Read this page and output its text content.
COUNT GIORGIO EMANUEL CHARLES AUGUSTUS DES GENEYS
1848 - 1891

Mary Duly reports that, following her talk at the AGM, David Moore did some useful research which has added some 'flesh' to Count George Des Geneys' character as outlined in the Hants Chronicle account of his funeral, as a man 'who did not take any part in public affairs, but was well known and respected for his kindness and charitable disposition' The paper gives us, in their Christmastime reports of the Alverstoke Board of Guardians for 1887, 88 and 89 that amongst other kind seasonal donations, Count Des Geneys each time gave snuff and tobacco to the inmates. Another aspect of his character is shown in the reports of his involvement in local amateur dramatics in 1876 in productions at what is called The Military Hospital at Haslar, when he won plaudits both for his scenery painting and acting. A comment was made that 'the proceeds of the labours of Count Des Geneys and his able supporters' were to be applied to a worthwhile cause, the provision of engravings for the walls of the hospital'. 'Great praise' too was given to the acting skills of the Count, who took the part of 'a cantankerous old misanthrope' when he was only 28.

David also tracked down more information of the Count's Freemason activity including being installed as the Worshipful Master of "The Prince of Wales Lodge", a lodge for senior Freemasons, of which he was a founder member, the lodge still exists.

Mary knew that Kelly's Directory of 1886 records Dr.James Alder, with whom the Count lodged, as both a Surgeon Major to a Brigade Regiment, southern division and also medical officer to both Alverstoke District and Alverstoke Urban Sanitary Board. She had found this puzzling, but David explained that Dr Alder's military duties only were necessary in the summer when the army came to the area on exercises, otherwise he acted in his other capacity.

----

## Written exercise
Go back to the listing above and please repeat it exactly.

## Final result
Read this page and output its text content.
COUNT GIORGIO EMANUEL CHARLES AUGUSTUS DES GENEYS
1848 - 1891

Mary Duly reports that, following her talk at the AGM, David Moore did some useful research which has added some 'flesh' to Count George Des Geneys' character as outlined in the Hants Chronicle account of his funeral, as a man 'who did not take any part in public affairs, but was well known and respected for his kindness and charitable disposition' The paper gives us, in their Christmastime reports of the Alverstoke Board of Guardians for 1887, 88 and 89 that amongst other kind seasonal donations, Count Des Geneys each time gave snuff and tobacco to the inmates. Another aspect of his character is shown in the reports of his involvement in local amateur dramatics in 1876 in productions at what is called The Military Hospital at Haslar, when he won plaudits both for his scenery painting and acting. A comment was made that 'the proceeds of the labours of Count Des Geneys and his able supporters' were to be applied to a worthwhile cause, the provision of engravings for the walls of the hospital'. 'Great praise' too was given to the acting skills of the Count, who took the part of 'a cantankerous old misanthrope' when he was only 28.

David also tracked down more information of the Count's Freemason activity including being installed as the Worshipful Master of "The Prince of Wales Lodge", a lodge for senior Freemasons, of which he was a founder member, the lodge still exists.

Mary knew that Kelly's Directory of 1886 records Dr.James Alder, with whom the Count lodged, as both a Surgeon Major to a Brigade Regiment, southern division and also medical officer to both Alverstoke District and Alverstoke Urban Sanitary Board. She had found this puzzling, but David explained that Dr Alder's military duties only were necessary in the summer when the army came to the area on exercises, otherwise he acted in his other capacity.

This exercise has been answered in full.